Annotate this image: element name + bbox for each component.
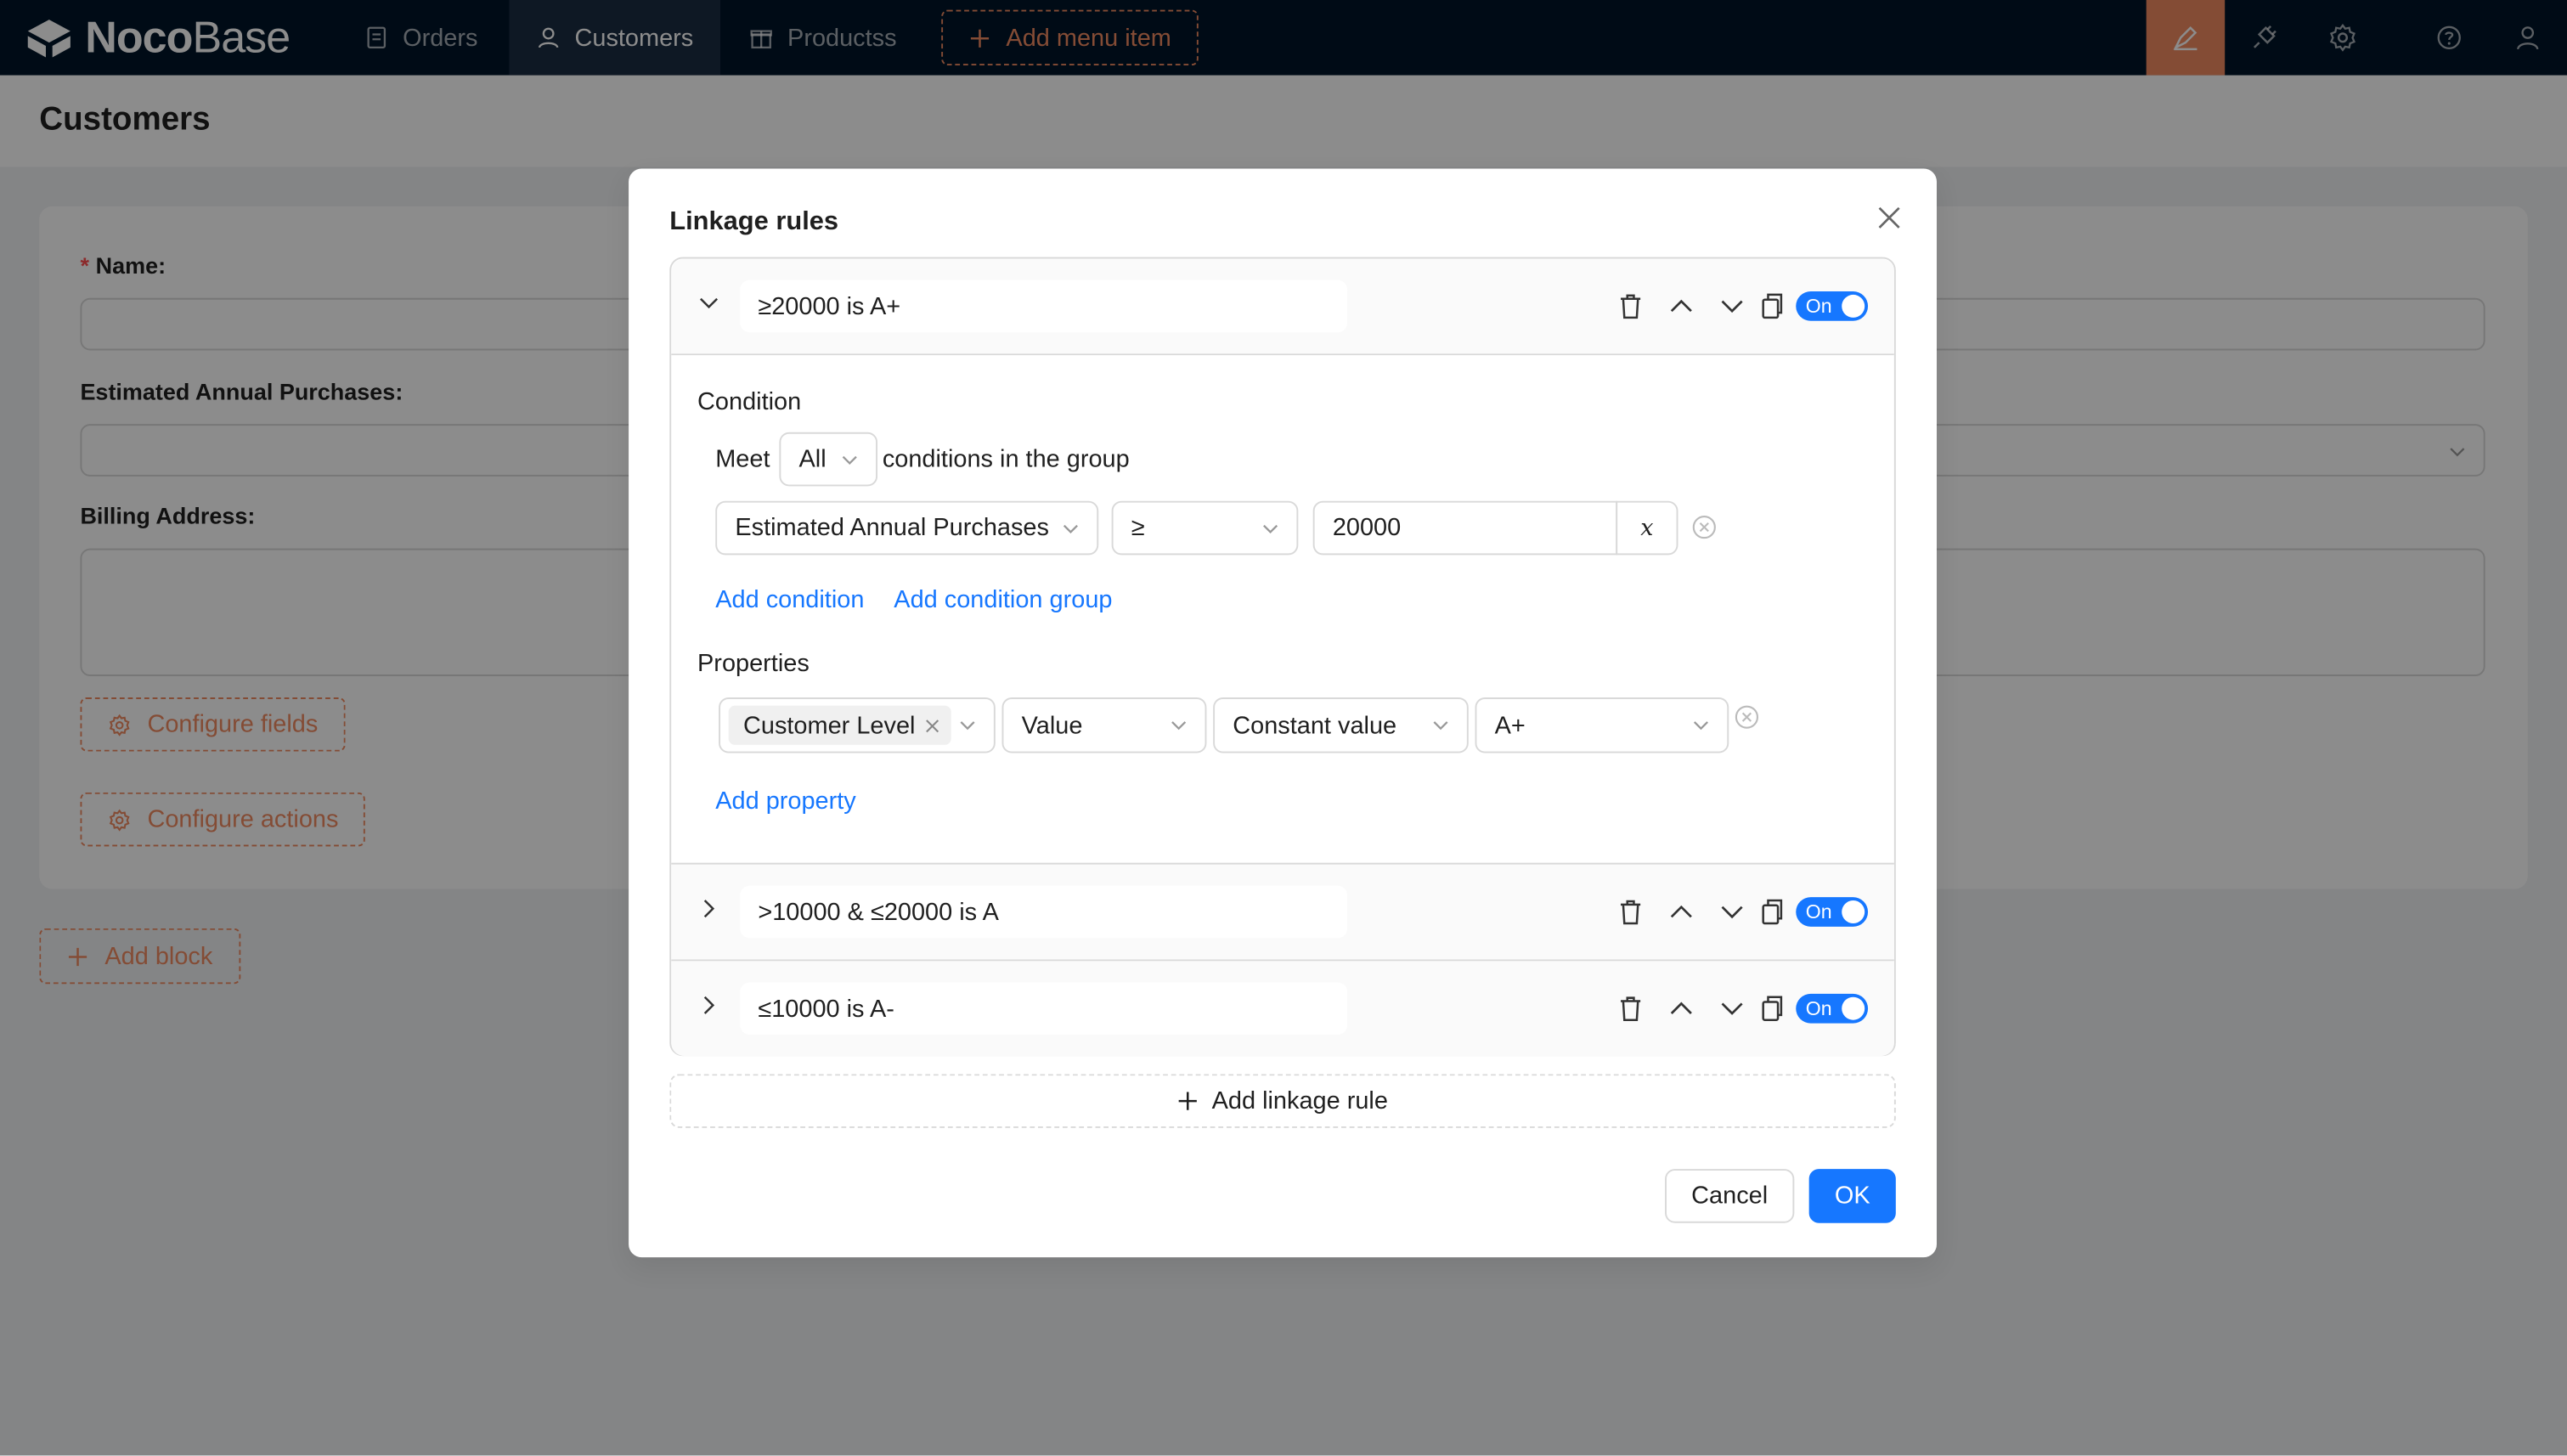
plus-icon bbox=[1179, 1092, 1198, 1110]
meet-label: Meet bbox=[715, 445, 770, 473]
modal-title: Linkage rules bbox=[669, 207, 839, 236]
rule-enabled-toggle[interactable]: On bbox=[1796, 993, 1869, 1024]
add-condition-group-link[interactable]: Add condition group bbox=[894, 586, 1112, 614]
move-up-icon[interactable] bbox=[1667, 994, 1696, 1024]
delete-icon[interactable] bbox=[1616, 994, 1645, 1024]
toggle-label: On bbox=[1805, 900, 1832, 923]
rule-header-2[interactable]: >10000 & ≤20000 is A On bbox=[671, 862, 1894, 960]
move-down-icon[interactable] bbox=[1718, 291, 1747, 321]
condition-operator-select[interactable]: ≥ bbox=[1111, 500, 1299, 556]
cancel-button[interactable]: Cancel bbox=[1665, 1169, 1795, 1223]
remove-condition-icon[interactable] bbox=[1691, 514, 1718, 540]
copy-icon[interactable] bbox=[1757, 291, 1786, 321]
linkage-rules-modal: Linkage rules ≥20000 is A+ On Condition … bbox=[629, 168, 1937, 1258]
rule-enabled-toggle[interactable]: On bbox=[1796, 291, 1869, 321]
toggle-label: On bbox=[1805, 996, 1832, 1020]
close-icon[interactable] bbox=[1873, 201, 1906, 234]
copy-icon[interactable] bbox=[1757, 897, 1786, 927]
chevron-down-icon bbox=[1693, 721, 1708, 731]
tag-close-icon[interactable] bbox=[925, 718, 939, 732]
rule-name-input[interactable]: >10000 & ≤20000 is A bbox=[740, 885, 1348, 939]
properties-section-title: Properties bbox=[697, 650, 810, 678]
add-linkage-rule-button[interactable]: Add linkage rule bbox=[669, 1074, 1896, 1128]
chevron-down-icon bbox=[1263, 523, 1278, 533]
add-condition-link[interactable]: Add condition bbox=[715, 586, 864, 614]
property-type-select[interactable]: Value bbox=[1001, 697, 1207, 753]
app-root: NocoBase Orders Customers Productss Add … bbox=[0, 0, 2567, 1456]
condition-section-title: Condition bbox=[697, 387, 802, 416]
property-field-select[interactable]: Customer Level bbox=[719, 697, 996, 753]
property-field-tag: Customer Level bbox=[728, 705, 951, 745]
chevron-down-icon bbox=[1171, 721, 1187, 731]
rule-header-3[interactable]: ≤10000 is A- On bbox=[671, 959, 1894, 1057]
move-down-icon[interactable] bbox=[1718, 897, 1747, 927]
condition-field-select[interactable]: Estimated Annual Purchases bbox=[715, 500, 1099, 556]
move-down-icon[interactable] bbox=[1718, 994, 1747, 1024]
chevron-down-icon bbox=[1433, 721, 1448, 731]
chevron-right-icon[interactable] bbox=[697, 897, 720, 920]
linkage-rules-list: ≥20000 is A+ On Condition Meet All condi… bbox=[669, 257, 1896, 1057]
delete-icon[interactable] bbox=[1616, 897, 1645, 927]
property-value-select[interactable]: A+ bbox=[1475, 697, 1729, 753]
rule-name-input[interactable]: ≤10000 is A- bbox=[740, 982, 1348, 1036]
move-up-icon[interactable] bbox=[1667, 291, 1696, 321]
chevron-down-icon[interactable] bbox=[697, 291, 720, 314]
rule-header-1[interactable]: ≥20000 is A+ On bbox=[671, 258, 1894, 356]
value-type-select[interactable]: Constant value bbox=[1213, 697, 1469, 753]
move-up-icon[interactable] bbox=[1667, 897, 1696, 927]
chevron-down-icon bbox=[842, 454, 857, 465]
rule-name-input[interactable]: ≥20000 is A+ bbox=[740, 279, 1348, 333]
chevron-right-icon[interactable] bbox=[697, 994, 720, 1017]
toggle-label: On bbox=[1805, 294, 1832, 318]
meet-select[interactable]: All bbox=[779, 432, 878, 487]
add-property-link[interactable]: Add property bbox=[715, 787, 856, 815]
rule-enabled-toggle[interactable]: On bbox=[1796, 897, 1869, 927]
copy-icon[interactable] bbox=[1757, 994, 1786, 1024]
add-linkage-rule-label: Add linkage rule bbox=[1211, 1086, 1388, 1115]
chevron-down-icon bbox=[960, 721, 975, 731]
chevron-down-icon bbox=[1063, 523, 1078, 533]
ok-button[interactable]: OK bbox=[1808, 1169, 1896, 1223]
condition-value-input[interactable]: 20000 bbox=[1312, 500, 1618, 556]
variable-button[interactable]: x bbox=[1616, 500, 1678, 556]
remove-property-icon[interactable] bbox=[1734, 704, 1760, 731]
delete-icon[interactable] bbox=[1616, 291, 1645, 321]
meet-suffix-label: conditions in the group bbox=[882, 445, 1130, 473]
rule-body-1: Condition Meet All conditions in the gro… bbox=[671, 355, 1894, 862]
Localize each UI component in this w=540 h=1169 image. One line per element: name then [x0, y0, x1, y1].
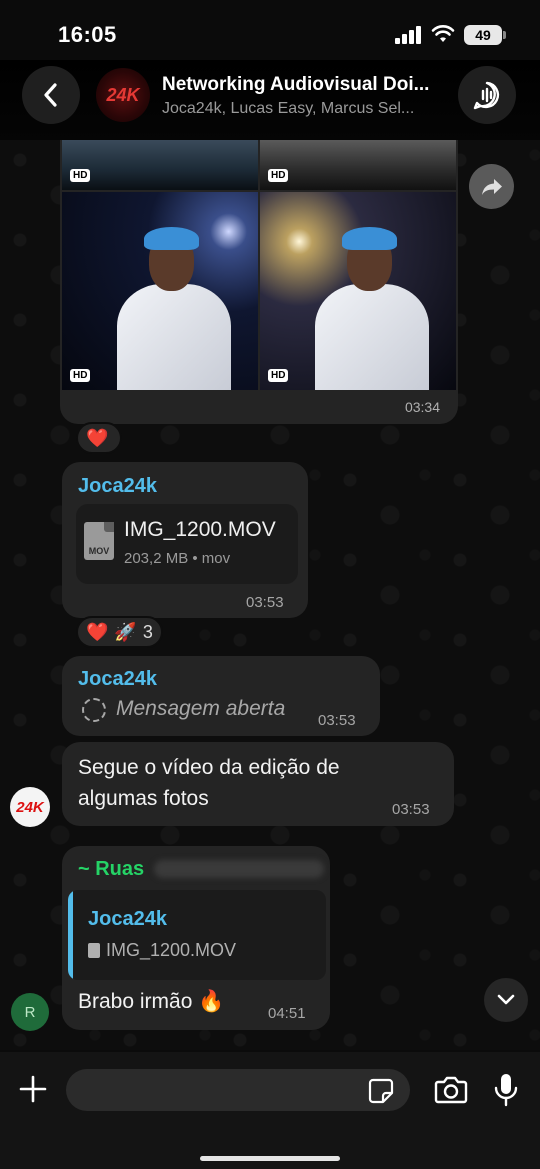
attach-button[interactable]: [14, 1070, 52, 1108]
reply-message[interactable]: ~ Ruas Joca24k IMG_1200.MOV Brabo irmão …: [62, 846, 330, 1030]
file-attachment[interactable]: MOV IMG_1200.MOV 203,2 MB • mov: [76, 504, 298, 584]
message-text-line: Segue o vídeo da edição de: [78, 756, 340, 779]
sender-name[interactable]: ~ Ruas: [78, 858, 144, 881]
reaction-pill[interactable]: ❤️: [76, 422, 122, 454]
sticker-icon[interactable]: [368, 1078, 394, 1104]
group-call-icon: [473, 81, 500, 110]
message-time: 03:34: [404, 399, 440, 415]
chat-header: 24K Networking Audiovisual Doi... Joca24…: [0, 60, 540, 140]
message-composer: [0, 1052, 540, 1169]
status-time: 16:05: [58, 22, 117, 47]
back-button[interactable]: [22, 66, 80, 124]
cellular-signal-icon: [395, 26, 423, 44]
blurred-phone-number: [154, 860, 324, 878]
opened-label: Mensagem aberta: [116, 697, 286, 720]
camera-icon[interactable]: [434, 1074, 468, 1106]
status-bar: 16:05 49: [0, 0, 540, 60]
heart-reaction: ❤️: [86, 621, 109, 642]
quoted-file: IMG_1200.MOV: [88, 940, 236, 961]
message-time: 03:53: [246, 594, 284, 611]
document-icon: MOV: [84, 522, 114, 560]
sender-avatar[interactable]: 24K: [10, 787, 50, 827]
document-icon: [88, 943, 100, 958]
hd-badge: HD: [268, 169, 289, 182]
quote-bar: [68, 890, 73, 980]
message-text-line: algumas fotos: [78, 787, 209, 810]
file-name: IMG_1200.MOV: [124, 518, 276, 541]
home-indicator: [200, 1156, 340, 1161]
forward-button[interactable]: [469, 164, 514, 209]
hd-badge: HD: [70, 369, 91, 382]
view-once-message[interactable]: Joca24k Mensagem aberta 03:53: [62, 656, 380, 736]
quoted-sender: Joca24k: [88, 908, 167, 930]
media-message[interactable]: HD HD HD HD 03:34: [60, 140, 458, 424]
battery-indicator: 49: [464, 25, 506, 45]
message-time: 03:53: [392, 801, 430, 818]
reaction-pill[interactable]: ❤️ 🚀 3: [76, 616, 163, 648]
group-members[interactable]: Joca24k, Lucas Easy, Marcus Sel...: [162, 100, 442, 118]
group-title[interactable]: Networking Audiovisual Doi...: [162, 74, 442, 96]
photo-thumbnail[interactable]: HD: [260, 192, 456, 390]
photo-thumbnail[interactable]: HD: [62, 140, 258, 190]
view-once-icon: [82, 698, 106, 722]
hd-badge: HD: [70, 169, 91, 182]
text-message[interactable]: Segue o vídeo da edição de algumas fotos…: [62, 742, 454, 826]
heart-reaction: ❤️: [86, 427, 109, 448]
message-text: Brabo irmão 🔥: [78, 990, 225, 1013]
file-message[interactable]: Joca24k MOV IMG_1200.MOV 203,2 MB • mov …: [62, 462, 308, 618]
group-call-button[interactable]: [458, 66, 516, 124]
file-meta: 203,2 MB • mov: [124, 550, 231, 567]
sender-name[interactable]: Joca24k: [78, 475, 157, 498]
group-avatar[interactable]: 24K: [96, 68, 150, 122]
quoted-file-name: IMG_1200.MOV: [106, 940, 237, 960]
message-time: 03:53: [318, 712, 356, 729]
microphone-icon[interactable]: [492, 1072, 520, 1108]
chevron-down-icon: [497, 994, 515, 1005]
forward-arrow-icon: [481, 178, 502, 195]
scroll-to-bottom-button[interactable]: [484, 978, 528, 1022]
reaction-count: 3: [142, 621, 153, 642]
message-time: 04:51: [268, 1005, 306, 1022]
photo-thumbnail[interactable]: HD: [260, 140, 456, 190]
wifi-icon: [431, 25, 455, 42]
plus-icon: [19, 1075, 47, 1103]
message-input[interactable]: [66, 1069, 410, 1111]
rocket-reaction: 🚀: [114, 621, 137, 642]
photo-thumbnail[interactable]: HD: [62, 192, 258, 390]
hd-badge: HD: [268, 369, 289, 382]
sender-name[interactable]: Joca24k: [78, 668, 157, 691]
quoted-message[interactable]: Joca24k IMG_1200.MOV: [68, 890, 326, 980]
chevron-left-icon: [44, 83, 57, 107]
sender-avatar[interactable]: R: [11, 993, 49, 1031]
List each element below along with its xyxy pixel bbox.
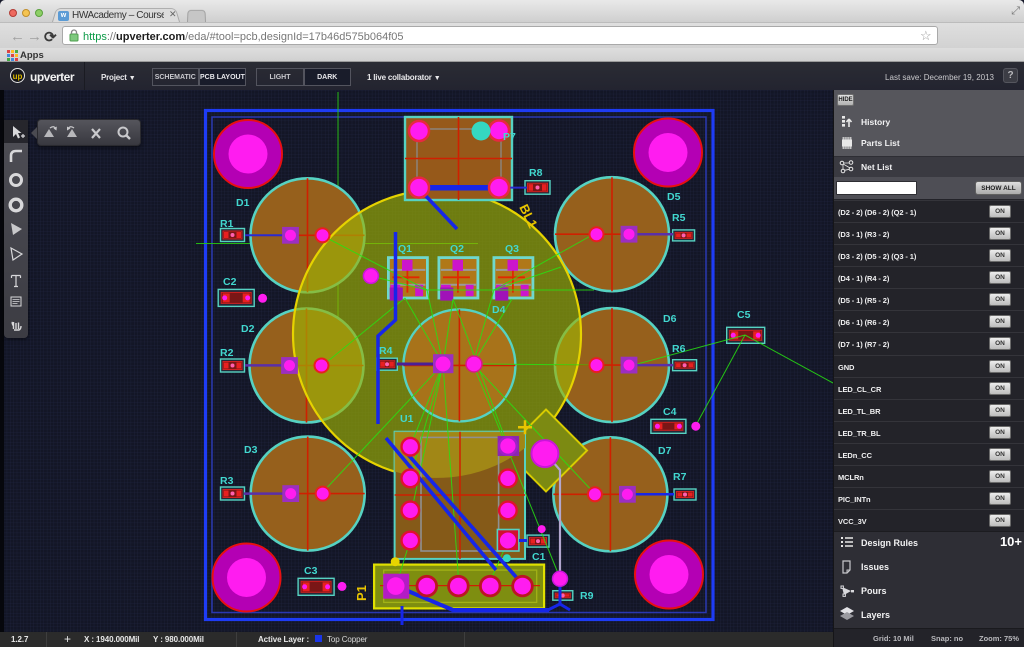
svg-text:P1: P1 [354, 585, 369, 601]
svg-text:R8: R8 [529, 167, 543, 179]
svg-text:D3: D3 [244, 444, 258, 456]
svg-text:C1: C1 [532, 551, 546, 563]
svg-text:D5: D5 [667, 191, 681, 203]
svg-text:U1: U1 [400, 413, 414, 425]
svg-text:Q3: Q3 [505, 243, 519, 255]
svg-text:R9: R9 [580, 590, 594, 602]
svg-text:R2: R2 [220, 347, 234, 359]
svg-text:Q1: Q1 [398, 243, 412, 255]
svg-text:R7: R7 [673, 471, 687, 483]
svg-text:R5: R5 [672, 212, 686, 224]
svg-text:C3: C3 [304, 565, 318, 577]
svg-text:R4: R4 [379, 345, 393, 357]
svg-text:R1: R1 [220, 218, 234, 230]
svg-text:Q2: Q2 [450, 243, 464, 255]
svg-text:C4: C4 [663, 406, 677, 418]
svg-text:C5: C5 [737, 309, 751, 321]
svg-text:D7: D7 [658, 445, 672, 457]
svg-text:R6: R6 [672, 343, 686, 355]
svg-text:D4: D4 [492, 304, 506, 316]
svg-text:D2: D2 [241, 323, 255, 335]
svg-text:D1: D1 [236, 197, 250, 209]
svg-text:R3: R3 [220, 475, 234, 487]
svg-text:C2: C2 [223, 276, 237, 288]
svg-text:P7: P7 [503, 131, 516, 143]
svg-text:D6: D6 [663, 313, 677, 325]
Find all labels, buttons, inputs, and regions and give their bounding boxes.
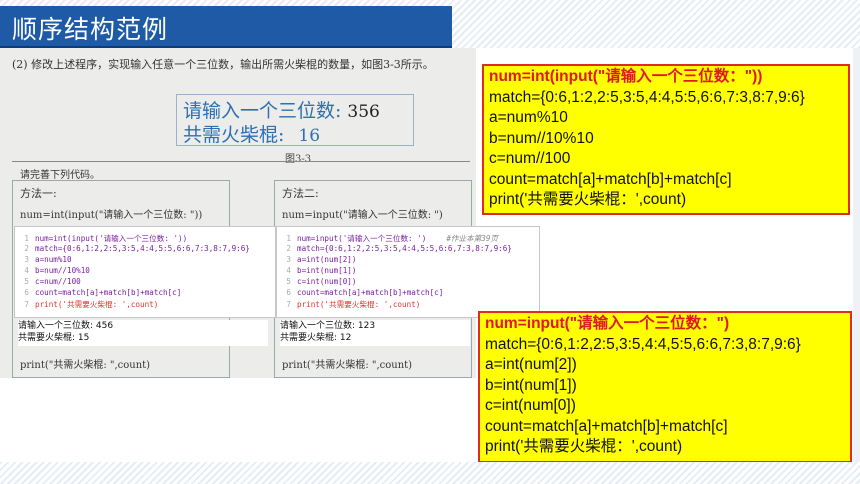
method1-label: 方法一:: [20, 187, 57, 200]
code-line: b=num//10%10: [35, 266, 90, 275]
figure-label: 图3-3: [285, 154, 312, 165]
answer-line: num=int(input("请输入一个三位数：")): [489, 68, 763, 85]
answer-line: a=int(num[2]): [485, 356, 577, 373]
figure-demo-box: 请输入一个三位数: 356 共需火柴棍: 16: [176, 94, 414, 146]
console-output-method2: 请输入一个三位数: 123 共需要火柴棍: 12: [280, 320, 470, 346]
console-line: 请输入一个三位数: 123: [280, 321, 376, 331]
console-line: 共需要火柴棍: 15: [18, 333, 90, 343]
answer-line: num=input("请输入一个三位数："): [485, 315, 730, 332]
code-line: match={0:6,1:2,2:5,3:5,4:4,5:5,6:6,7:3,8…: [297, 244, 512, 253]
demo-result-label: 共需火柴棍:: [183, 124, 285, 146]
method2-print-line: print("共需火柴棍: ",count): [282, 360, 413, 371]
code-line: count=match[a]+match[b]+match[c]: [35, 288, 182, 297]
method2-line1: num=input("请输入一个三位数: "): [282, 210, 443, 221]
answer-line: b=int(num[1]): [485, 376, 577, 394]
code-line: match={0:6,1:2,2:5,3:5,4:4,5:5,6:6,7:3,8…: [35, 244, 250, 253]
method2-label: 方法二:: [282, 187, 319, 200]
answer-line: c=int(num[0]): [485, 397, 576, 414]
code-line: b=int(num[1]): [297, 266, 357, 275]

• • •

Rewrite the records from the line with "attach-button[interactable]: [14, 1070, 52, 1108]" up to and including the line with "message-time: 03:34: [404, 399, 440, 415]", replacing "sticker-icon" with "emoji-icon" and leaving everything else as it is.

Answer to the task
attach-button[interactable]: [14, 1070, 52, 1108]
reply-message[interactable]: ~ Ruas Joca24k IMG_1200.MOV Brabo irmão …: [62, 846, 330, 1030]
file-attachment[interactable]: MOV IMG_1200.MOV 203,2 MB • mov: [76, 504, 298, 584]
message-text-line: Segue o vídeo da edição de: [78, 756, 340, 779]
sender-name[interactable]: ~ Ruas: [78, 858, 144, 881]
reaction-pill[interactable]: ❤️: [76, 422, 122, 454]
emoji-icon[interactable]: [368, 1078, 394, 1104]
group-call-icon: [473, 81, 500, 110]
message-time: 03:34: [404, 399, 440, 415]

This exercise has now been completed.